[Start of THE INPUT]

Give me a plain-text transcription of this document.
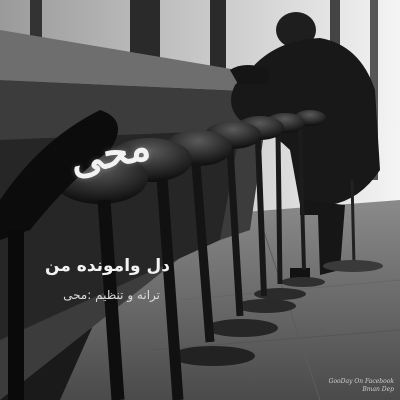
محی
دل وامونده من
ترانه و تنظیم :محی
GooDay On Facebook
Bman Dep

[End of THE INPUT]

TASK DESCRIPTION: In your copy of the records, include no pictures; repeat everything else exactly.

THE REPLY:
Give me a plain-text transcription of this document.
محی
دل وامونده من
ترانه و تنظیم :محی
GooDay On Facebook
Bman Dep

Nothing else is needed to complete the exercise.